### Dataset excerpts

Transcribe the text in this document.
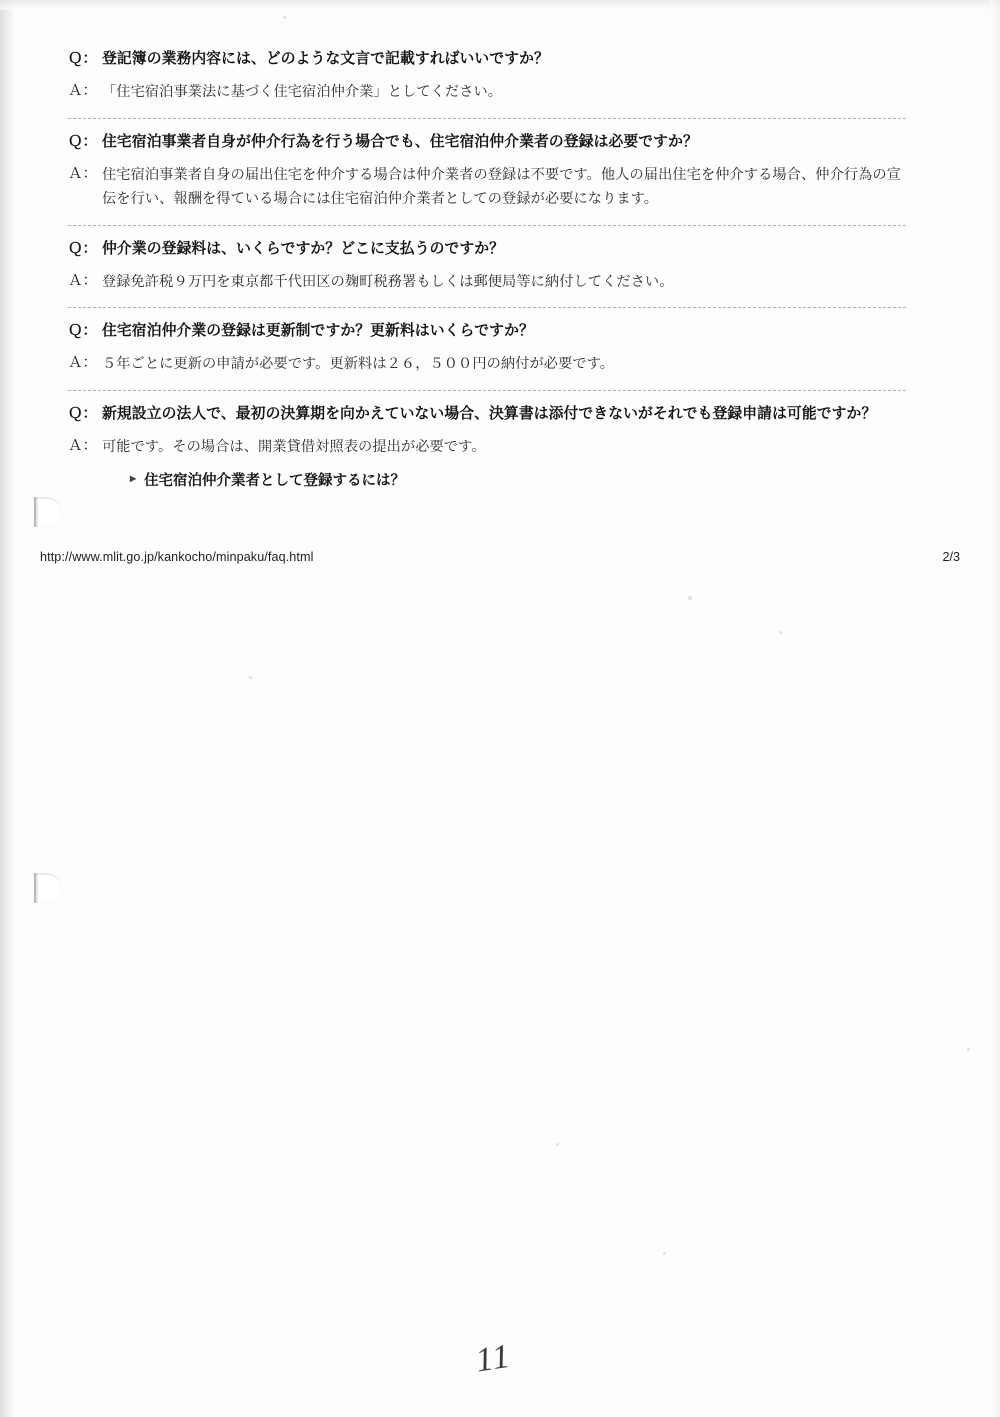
Ｑ： 登記簿の業務内容には、どのような文言で記載すればいいですか？
Ａ： 「住宅宿泊事業法に基づく住宅宿泊仲介業」としてください。
Ｑ： 住宅宿泊事業者自身が仲介行為を行う場合でも、住宅宿泊仲介業者の登録は必要ですか？
Ａ： 住宅宿泊事業者自身の届出住宅を仲介する場合は仲介業者の登録は不要です。他人の届出住宅を仲介する場合、仲介行為の宣
伝を行い、報酬を得ている場合には住宅宿泊仲介業者としての登録が必要になります。
Ｑ： 仲介業の登録料は、いくらですか？どこに支払うのですか？
Ａ： 登録免許税９万円を東京都千代田区の麹町税務署もしくは郵便局等に納付してください。
Ｑ： 住宅宿泊仲介業の登録は更新制ですか？更新料はいくらですか？
Ａ： ５年ごとに更新の申請が必要です。更新料は２６，５００円の納付が必要です。
Ｑ： 新規設立の法人で、最初の決算期を向かえていない場合、決算書は添付できないがそれでも登録申請は可能ですか？
Ａ： 可能です。その場合は、開業貸借対照表の提出が必要です。
▸ 住宅宿泊仲介業者として登録するには？
http://www.mlit.go.jp/kankocho/minpaku/faq.html	2/3
11
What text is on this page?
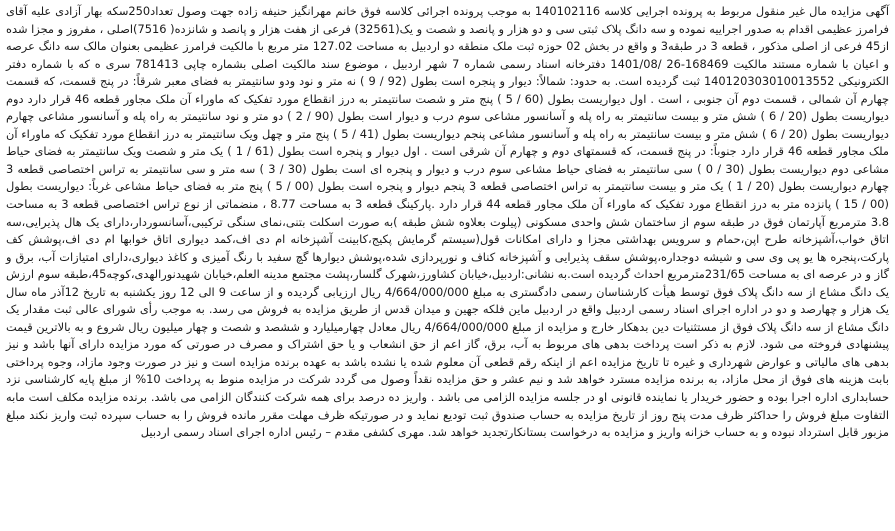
آگهی مزایده مال غیر منقول مربوط به پرونده اجرایی کلاسه 140102116 به موجب پرونده اجرائی کلاسه فوق خانم مهرانگیز حنیفه زاده جهت وصول تعداد250سکه بهار آزادی علیه آقای فرامرز عظیمی اقدام به صدور اجراییه نموده و سه دانگ پلاک ثبتی سی و دو هزار و پانصد و شصت و یک(32561) فرعی از هفت هزار و پانصد و شانزده( 7516)اصلی ، مفروز و مجزا شده از45 فرعی از اصلی مذکور ، قطعه 3 در طبقه3 و واقع در بخش 02 حوزه ثبت ملک منطقه دو اردبیل به مساحت 127.02 متر مربع با مالکیت فرامرز عظیمی بعنوان مالک سه دانگ عرصه و اعیان با شماره مستند مالکیت 168469-26 /1401/08 دفترخانه اسناد رسمی شماره 7 شهر اردبیل ، موضوع سند مالکیت اصلی بشماره چاپی 781413 سری ه که با شماره دفتر الکترونیکی 140120303010013552 ثبت گردیده است. به حدود: شمالاً: دیوار و پنجره است بطول (92 / 9 ) نه متر و نود ودو سانتیمتر به فضای معبر شرقاً: در پنج قسمت، که قسمت چهارم آن شمالی ، قسمت دوم آن جنوبی ، است . اول دیواریست بطول (60 / 5 ) پنج متر و شصت سانتیمتر به درز انقطاع مورد تفکیک که ماوراء آن ملک مجاور قطعه 46 قرار دارد دوم دیواریست بطول (20 / 6 ) شش متر و بیست سانتیمتر به راه پله و آسانسور مشاعی سوم درب و دیوار است بطول (90 / 2 ) دو متر و نود سانتیمتر به راه پله و آسانسور مشاعی چهارم دیواریست بطول (20 / 6 ) شش متر و بیست سانتیمتر به راه پله و آسانسور مشاعی پنجم دیواریست بطول (41 / 5 ) پنج متر و چهل ویک سانتیمتر به درز انقطاع مورد تفکیک که ماوراء آن ملک مجاور قطعه 46 قرار دارد جنوباً: در پنج قسمت، که قسمتهای دوم و چهارم آن شرقی است . اول دیوار و پنجره است بطول (61 / 1 ) یک متر و شصت ویک سانتیمتر به فضای حیاط مشاعی دوم دیواریست بطول (30 / 0 ) سی سانتیمتر به فضای حیاط مشاعی سوم درب و دیوار و پنجره ای است بطول (30 / 3 ) سه متر و سی سانتیمتر به تراس اختصاصی قطعه 3 چهارم دیواریست بطول (20 / 1 ) یک متر و بیست سانتیمتر به تراس اختصاصی قطعه 3 پنجم دیوار و پنجره است بطول (00 / 5 ) پنج متر به فضای حیاط مشاعی غرباً: دیواریست بطول (00 / 15 ) پانزده متر به درز انقطاع مورد تفکیک که ماوراء آن ملک مجاور قطعه 44 قرار دارد .پارکینگ قطعه 3 به مساحت 8.77 ، منضماتی از نوع تراس اختصاصی قطعه 3 به مساحت 3.8 مترمربع آپارتمان فوق در طبقه سوم از ساختمان شش واحدی مسکونی (پیلوت بعلاوه شش طبقه )به صورت اسکلت بتنی،نمای سنگی ترکیبی،آسانسوردار،دارای یک هال پذیرایی،سه اتاق خواب،آشپزخانه طرح اپن،حمام و سرویس بهداشتی مجزا و دارای امکانات قول(سیستم گرمایش پکیج،کابینت آشپزخانه ام دی اف،کمد دیواری اتاق خوابها ام دی اف،پوشش کف پارکت،پنجره ها یو پی وی سی و شیشه دوجداره،پوشش سقف پذیرایی و آشپزخانه کناف و نورپردازی شده،پوشش دیوارها گچ سفید با رنگ آمیزی و کاغذ دیواری،دارای امتیازات آب، برق و گاز و در عرصه ای به مساحت 231/65مترمربع احداث گردیده است.به نشانی:اردبیل،خیابان کشاورز،شهرک گلسار،پشت مجتمع مدینه العلم،خیابان شهیدنورالهدی،کوچه45،طبقه سوم ارزش یک دانگ مشاع از سه دانگ پلاک فوق توسط هیأت کارشناسان رسمی دادگستری به مبلغ 4/664/000/000 ریال ارزیابی گردیده و از ساعت 9 الی 12 روز یکشنبه به تاریخ 12آذر ماه سال یک هزار و چهارصد و دو در اداره اجرای اسناد رسمی اردبیل واقع در اردبیل ماین فلکه جهین و میدان قدس از طریق مزایده به فروش می رسد. به موجب رأی شورای عالی ثبت مقدار یک دانگ مشاع از سه دانگ پلاک فوق از مستثنیات دین بدهکار خارج و مزایده از مبلغ 4/664/000/000 ریال معادل چهارمیلیارد و ششصد و شصت و چهار میلیون ریال شروع و به بالاترین قیمت پیشنهادی فروخته می شود. لازم به ذکر است پرداخت بدهی های مربوط به آب، برق، گاز اعم از حق انشعاب و یا حق اشتراک و مصرف در صورتی که مورد مزایده دارای آنها باشد و نیز بدهی های مالیاتی و عوارض شهرداری و غیره تا تاریخ مزایده اعم از اینکه رقم قطعی آن معلوم شده یا نشده باشد به عهده برنده مزایده است و نیز در صورت وجود مازاد، وجوه پرداختی بابت هزینه های فوق از محل مازاد، به برنده مزایده مسترد خواهد شد و نیم عشر و حق مزایده نقداً وصول می گردد شرکت در مزایده منوط به پرداخت 10% از مبلغ پایه کارشناسی نزد حسابداری اداره اجرا بوده و حضور خریدار یا نماینده قانونی او در جلسه مزایده الزامی می باشد . واریز ده درصد برای همه شرکت کنندگان الزامی می باشد. برنده مزایده مکلف است مابه التفاوت مبلغ فروش را حداکثر ظرف مدت پنج روز از تاریخ مزایده به حساب صندوق ثبت تودیع نماید و در صورتیکه ظرف مهلت مقرر مانده فروش را به حساب سپرده ثبت واریز نکند مبلغ مزبور قابل استرداد نبوده و به حساب خزانه واریز و مزایده به درخواست بستانکارتجدید خواهد شد. مهری کشفی مقدم – رئیس اداره اجرای اسناد رسمی اردبیل
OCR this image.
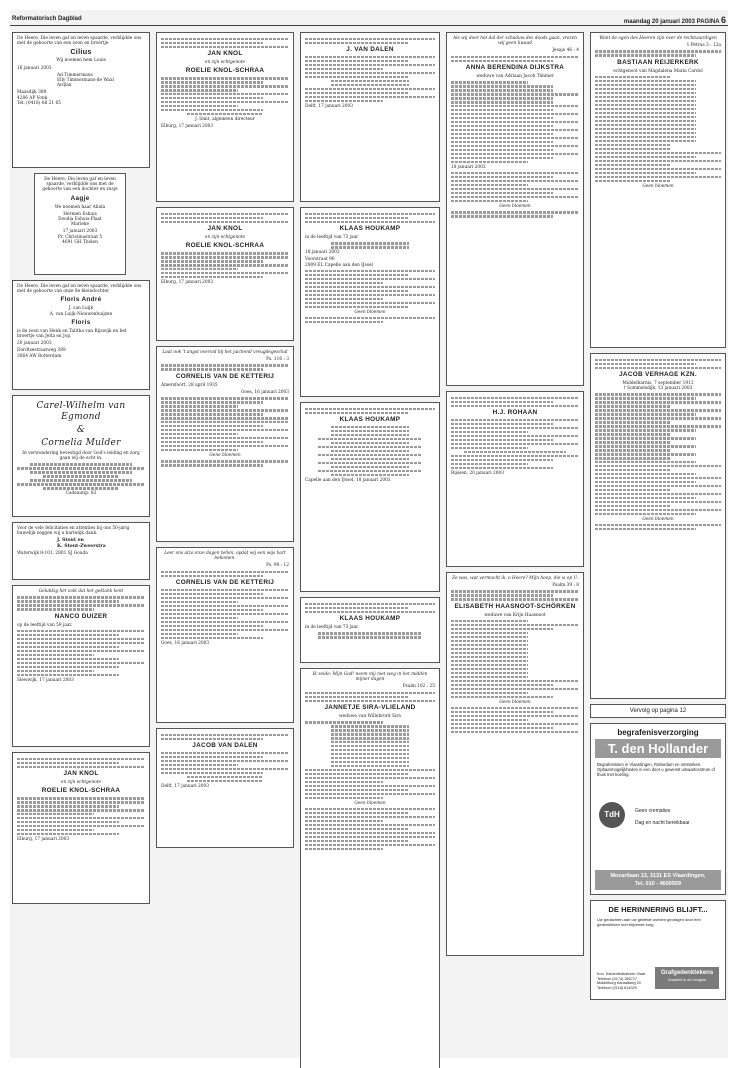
Reformatorisch Dagblad	maandag 20 januari 2003 PAGINA 6

De Heere, Die leven gaf en leven spaarde, verblijdde ons met de geboorte van een zoon en broertje

Cilius

Wij noemen hem Louis

16 januari 2003

Ad Timmermans
Elly Timmermans-de Waal
Ardjan

Maasdijk 389
4286 AP Vonk
Tel. (0418) 66 21 65

De Heere, Die leven gaf en leven spaarde, verblijdde ons met de geboorte van een dochter en zusje

Aagje

We noemen haar Aliida

Hermen Eshuis
Doodia Eshuis-Plaat
Marieke

17 januari 2003
Pr. Christinastraat 5
4691 GH Tholen

De Heere, Die leven gaf en leven spaarde, verblijdde ons met de geboorte van onze 8e kleindochter

Floris André

J. van Luijk
A. van Luijk-Nieuwenhuijzen

Floris

is de zoon van Henk en Talitha van Rijswijk en het broertje van Jelta en Jop.

20 januari 2003

Dordtsestraatweg 389
3064 AW Rotterdam

Carel-Wilhelm van Egmond
&
Cornelia Mulder

In verwondering bevestigd door God's leiding en zorg gaan wij de echt in.

Cadeautip: 83

Voor de vele felicitaties en attenties bij ons 50-jarig huwelijk zeggen wij u hartelijk dank.

J. Stout en
K. Stout-Zweerstra

Waterwijk 8-101, 2801 SJ Gouda

Gelukkig het volk dat het geklank kent

NANCO DUIZER

op de leeftijd van 59 jaar.

Slewwijk, 17 januari 2003

JAN KNOL

en zijn echtgenote

ROELIE KNOL-SCHRAA

Elburg, 17 januari 2003

JAN KNOL

en zijn echtgenote

ROELIE KNOL-SCHRAA

J. Smit, algemeen directeur

Elburg, 17 januari 2003

JAN KNOL

en zijn echtgenote

ROELIE KNOL-SCHRAA

Elburg, 17 januari 2003

Laat ook 't angst overvid bij het juichend vreugdegeschal

Ps. 116 : 3

CORNELIS VAN DE KETTERIJ

Amersfoort, 28 april 1935

Goes, 16 januari 2003

Gene bloemen

Leer ons alzo onze dagen tellen, opdat wij een wijs hart bekomen.

Ps. 90 : 12

CORNELIS VAN DE KETTERIJ

Goes, 16 januari 2003

JACOB VAN DALEN

Delft, 17 januari 2003

J. VAN DALEN

Delft, 17 januari 2003

KLAAS HOUKAMP

in de leeftijd van 73 jaar

18 januari 2003

Voorstraat 96
2909 EL Capelle aan den IJssel

Geen bloemen

KLAAS HOUKAMP

Capelle aan den IJssel, 18 januari 2003

KLAAS HOUKAMP

in de leeftijd van 73 jaar.

Ik zeide: Mijn God! neem mij niet weg in het midden mijner dagen

Psalm 102 : 25

JANNETJE SIRA-VLIELAND

weduwe van Willebrord Sira

Geen bloemen

Als wij door het dal der schaduw des doods gaan, vrezen wij geen kwaad

Jesaja 46 : 4

ANNA BERENDINA DIJKSTRA

weduwe van Adriaan Jacob Timmer

18 januari 2003

Geen bloemen

H.J. ROHAAN

Rijssen, 20 januari 2003

Ze was, wat vermocht ik, o Heere? Mijn hoop, die is op U.

Psalm 39 : 8

ELISABETH HAASNOOT-SCHÖRKEN

weduwe van Krijn Haasnoot

Geen bloemen

Want de ogen des Heeren zijn over de rechtvaardigen

1 Petrus 3 : 12a

BASTIAAN REIJERKERK

echtgenoot van Magdalena Maria Cardol

Geen bloemen

JACOB VERHAGE KZN.

Middelharnis, 7 september 1913
† Sommelsdijk, 13 januari 2003

Geen bloemen

Vervolg op pagina 12
begrafenisverzorging
T. den Hollander
Begrafenissen in Vlaardingen, Rotterdam en omstreken. Opbaarmogelijkheden in een door u gewenst uitvaartcentrum of thuis met koeling.
TdH	Geen crematies
Dag en nacht bereikbaar
Mozartlaan 13, 3131 ES Vlaardingen,
Tel. 010 - 4600509
DE HERINNERING BLIJFT...
Uw gedachten aan uw geliefde worden gedragen door een gedenkteken met blijvende zorg.
Kon. Katoentedkalveer Vlaar
Telefoon (0174) 265717
Middelburg Kanaalweg 20
Telefoon (0118) 614329
Grafgedenktekens
Kwaliteit in de hoogste
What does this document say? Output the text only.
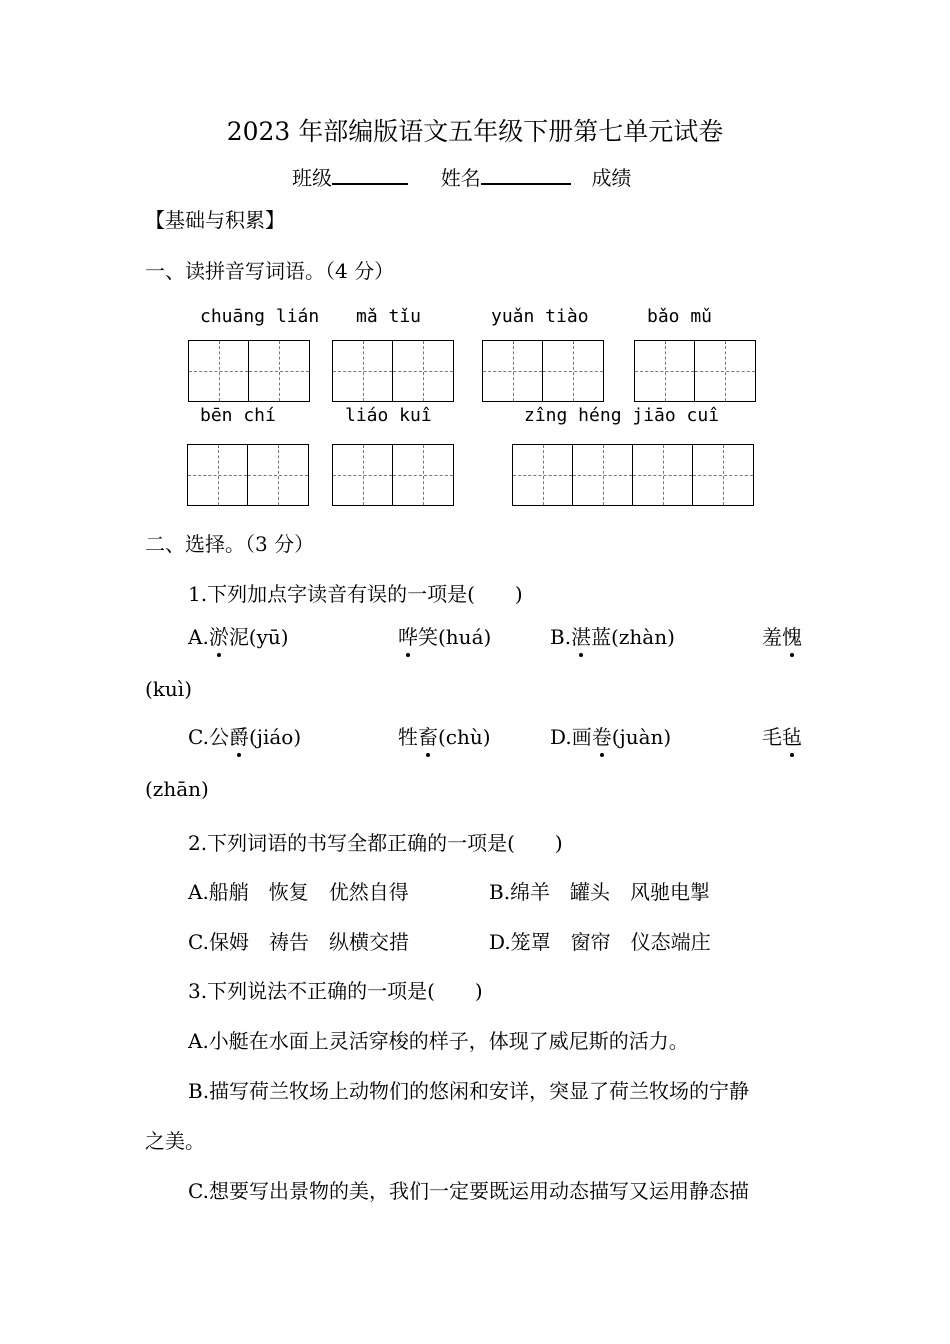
2023 年部编版语文五年级下册第七单元试卷
班级	姓名	成绩
【基础与积累】
一、读拼音写词语。（4 分）
chuāng lián mǎ tǐu	yuǎn tiào	bǎo mǔ
bēn chí	liáo kuî	zîng héng jiāo cuî
二、选择。（3 分）
1.下列加点字读音有误的一项是(　　)
A.淤泥(yū)	哗笑(huá)	B.湛蓝(zhàn)	羞愧
(kuì)
C.公爵(jiáo)	牲畜(chù)	D.画卷(juàn)	毛毡
(zhān)
2.下列词语的书写全都正确的一项是(　　)
A.船艄　恢复　优然自得	B.绵羊　罐头　风驰电掣
C.保姆　祷告　纵横交措	D.笼罩　窗帘　仪态端庄
3.下列说法不正确的一项是(　　)
A.小艇在水面上灵活穿梭的样子，体现了威尼斯的活力。
B.描写荷兰牧场上动物们的悠闲和安详，突显了荷兰牧场的宁静
之美。
C.想要写出景物的美，我们一定要既运用动态描写又运用静态描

### Problem to work on
Count the lines of the material that include the word "What", then state only the total.

### Written answer
2